» **TASK DETAILS**:
Gather each line of the records where "right" appears.

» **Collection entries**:
_ _ _ _

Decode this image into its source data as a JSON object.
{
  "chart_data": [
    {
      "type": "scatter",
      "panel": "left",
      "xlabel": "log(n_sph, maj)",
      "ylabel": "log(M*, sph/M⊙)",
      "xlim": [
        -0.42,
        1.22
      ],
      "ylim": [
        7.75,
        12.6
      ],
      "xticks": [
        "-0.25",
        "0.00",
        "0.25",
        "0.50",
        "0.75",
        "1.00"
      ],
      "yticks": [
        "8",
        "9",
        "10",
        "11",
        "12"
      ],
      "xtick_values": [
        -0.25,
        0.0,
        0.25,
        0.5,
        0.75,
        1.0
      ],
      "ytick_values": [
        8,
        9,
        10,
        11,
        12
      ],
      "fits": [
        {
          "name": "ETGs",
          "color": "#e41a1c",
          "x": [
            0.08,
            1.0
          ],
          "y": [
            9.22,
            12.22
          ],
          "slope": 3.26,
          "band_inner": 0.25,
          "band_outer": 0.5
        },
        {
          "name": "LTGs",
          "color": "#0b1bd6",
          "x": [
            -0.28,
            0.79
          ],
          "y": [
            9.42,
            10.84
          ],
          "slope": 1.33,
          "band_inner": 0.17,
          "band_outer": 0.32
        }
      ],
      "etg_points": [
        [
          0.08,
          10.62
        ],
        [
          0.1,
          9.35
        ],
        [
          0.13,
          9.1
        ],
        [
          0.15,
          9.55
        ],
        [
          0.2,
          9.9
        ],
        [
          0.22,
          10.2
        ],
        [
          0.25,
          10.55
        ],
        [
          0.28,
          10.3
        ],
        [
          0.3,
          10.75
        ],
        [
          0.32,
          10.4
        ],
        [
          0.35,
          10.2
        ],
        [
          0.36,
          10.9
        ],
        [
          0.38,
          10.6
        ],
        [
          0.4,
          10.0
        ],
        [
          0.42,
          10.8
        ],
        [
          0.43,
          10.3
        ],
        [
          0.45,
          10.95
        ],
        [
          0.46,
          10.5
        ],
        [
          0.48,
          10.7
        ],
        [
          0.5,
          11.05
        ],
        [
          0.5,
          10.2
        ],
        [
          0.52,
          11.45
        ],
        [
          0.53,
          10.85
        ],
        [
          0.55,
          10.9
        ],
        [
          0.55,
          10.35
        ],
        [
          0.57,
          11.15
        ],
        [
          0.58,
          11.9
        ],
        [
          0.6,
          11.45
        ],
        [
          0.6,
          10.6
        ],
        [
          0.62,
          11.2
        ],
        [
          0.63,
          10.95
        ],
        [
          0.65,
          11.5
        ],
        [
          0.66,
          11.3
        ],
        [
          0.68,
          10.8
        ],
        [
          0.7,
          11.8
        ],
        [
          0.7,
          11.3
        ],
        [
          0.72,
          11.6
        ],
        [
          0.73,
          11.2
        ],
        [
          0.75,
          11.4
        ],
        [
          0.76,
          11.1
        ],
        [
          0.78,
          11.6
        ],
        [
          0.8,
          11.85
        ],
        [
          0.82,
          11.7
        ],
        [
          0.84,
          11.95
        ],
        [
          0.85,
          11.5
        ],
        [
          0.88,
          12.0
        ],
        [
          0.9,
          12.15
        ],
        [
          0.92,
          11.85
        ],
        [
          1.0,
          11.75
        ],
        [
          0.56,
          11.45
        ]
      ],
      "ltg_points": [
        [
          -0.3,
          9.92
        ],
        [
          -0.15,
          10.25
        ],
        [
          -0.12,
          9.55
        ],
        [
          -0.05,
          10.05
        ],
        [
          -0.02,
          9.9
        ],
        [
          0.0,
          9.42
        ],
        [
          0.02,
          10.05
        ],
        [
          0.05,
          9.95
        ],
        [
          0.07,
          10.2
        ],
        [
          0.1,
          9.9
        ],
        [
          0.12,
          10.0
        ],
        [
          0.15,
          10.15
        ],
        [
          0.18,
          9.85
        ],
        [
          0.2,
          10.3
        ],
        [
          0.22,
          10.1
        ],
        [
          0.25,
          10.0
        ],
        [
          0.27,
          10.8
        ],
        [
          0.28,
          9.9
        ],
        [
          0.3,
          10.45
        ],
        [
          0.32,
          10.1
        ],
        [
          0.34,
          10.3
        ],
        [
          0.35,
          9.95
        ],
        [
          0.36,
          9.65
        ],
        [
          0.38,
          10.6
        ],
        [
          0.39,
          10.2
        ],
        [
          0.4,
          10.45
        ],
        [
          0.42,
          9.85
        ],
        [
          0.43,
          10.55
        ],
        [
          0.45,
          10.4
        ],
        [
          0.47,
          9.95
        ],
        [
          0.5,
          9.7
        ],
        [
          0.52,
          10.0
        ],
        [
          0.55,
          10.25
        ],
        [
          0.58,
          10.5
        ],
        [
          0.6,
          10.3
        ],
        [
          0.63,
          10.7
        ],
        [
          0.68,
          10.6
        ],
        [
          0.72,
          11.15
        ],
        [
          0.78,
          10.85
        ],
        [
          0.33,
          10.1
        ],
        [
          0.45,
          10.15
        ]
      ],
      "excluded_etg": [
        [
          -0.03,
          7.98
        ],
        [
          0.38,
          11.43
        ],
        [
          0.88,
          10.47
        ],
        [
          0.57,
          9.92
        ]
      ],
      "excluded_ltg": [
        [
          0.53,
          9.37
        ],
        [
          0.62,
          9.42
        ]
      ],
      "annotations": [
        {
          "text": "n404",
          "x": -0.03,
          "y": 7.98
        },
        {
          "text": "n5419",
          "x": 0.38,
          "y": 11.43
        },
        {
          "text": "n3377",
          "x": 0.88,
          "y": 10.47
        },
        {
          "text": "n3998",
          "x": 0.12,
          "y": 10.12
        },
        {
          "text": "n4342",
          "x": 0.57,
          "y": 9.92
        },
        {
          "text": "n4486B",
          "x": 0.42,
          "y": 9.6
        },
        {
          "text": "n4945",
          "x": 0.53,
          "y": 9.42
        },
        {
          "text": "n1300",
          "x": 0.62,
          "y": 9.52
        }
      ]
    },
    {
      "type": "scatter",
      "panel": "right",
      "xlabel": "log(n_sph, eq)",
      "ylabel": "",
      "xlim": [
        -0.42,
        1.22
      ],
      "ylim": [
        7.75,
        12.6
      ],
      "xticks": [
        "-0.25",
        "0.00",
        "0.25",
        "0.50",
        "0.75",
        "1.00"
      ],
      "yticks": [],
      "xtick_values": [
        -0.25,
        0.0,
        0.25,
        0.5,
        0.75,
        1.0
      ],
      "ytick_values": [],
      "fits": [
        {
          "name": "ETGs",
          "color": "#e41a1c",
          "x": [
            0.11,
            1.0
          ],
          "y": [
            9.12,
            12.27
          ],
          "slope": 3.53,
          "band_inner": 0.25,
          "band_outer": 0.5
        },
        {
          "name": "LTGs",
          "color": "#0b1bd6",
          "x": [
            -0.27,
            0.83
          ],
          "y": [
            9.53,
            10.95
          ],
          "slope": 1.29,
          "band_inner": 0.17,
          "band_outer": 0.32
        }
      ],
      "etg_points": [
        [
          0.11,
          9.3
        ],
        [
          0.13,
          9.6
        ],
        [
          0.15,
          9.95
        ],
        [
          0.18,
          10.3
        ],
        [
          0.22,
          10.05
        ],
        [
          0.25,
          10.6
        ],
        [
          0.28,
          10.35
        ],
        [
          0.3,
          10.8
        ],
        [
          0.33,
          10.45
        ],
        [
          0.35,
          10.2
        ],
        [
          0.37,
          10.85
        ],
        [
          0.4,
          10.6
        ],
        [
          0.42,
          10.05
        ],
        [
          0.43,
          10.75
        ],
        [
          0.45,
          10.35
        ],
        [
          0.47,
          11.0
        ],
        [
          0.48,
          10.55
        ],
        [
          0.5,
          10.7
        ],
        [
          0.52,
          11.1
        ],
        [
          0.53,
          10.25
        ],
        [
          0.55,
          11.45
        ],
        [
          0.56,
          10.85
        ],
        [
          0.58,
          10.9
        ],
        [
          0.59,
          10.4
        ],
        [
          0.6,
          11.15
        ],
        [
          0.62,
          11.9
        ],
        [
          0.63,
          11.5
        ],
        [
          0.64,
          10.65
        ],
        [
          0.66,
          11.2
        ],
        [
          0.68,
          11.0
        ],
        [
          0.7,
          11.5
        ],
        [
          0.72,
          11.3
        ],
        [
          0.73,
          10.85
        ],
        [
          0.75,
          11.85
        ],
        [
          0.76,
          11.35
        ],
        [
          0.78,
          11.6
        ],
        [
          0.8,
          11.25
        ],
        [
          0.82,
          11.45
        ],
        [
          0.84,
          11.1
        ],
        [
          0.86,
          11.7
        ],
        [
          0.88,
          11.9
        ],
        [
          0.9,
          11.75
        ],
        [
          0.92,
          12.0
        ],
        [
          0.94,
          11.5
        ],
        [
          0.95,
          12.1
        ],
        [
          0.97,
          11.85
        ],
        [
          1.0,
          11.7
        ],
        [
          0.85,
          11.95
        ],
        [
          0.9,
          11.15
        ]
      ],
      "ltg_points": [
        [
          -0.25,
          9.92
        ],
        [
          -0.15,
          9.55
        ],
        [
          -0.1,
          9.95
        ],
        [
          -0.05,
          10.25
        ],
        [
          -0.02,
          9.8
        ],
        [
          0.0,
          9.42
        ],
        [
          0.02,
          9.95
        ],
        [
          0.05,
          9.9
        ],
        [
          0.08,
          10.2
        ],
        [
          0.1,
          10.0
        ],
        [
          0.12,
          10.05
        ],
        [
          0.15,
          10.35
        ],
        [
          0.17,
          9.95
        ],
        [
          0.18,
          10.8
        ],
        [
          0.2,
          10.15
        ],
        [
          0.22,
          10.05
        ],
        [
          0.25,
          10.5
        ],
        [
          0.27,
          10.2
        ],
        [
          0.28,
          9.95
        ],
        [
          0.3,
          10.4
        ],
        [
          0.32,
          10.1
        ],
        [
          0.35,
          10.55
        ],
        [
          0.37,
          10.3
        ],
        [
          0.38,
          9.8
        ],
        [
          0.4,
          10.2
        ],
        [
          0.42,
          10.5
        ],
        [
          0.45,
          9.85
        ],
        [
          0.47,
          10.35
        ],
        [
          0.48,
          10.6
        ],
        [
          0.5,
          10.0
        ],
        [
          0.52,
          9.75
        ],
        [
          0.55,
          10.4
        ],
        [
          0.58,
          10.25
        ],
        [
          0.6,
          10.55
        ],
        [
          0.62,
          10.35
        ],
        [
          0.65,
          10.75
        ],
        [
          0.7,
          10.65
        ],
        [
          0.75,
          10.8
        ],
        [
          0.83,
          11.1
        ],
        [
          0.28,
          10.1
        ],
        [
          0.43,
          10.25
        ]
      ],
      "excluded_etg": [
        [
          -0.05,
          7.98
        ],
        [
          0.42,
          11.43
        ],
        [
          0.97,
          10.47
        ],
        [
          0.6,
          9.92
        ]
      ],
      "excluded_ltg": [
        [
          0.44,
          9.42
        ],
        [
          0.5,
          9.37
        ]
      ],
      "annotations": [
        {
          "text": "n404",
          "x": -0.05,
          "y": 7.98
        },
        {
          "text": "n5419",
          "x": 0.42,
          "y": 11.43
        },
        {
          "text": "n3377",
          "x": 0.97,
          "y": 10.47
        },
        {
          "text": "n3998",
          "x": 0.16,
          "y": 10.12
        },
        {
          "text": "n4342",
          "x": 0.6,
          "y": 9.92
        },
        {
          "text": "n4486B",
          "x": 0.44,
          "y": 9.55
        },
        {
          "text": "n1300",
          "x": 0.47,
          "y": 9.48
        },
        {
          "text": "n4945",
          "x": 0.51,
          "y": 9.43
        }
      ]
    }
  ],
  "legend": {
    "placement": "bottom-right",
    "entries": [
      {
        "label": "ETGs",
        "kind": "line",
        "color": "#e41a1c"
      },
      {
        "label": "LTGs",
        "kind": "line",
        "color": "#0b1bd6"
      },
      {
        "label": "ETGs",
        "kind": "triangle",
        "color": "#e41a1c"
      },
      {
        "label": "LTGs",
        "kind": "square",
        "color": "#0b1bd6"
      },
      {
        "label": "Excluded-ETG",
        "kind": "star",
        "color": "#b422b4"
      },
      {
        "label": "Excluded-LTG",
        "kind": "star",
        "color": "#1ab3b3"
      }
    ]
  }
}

_ _ _ _

» **COMPLETE OUTPUT**:
      "panel": "right",
    "placement": "bottom-right",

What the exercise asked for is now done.